▶ [Records about charts and figures]:
——
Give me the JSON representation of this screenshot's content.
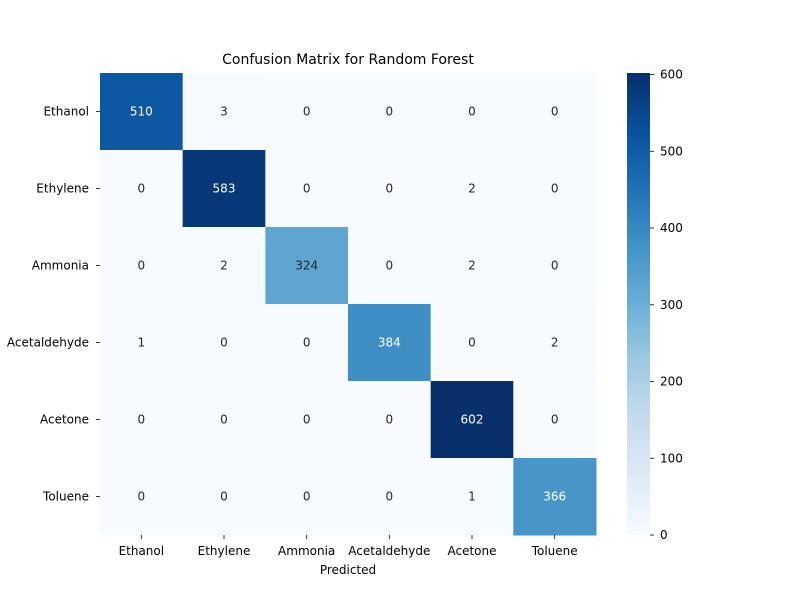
{
  "chart_data": {
    "type": "heatmap",
    "title": "Confusion Matrix for Random Forest",
    "xlabel": "Predicted",
    "ylabel": "",
    "x_categories": [
      "Ethanol",
      "Ethylene",
      "Ammonia",
      "Acetaldehyde",
      "Acetone",
      "Toluene"
    ],
    "y_categories": [
      "Ethanol",
      "Ethylene",
      "Ammonia",
      "Acetaldehyde",
      "Acetone",
      "Toluene"
    ],
    "values": [
      [
        510,
        3,
        0,
        0,
        0,
        0
      ],
      [
        0,
        583,
        0,
        0,
        2,
        0
      ],
      [
        0,
        2,
        324,
        0,
        2,
        0
      ],
      [
        1,
        0,
        0,
        384,
        0,
        2
      ],
      [
        0,
        0,
        0,
        0,
        602,
        0
      ],
      [
        0,
        0,
        0,
        0,
        1,
        366
      ]
    ],
    "colormap": "Blues",
    "colorbar": {
      "range": [
        0,
        602
      ],
      "ticks": [
        0,
        100,
        200,
        300,
        400,
        500,
        600
      ]
    }
  }
}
——
▶ [GOAL]:
Every record gets retyped exactly; no picture goes into the copy.

▶ [TASK ANSWER]:
Give me the JSON representation of this screenshot's content.
{
  "chart_data": {
    "type": "heatmap",
    "title": "Confusion Matrix for Random Forest",
    "xlabel": "Predicted",
    "ylabel": "",
    "x_categories": [
      "Ethanol",
      "Ethylene",
      "Ammonia",
      "Acetaldehyde",
      "Acetone",
      "Toluene"
    ],
    "y_categories": [
      "Ethanol",
      "Ethylene",
      "Ammonia",
      "Acetaldehyde",
      "Acetone",
      "Toluene"
    ],
    "values": [
      [
        510,
        3,
        0,
        0,
        0,
        0
      ],
      [
        0,
        583,
        0,
        0,
        2,
        0
      ],
      [
        0,
        2,
        324,
        0,
        2,
        0
      ],
      [
        1,
        0,
        0,
        384,
        0,
        2
      ],
      [
        0,
        0,
        0,
        0,
        602,
        0
      ],
      [
        0,
        0,
        0,
        0,
        1,
        366
      ]
    ],
    "colormap": "Blues",
    "colorbar": {
      "range": [
        0,
        602
      ],
      "ticks": [
        0,
        100,
        200,
        300,
        400,
        500,
        600
      ]
    }
  }
}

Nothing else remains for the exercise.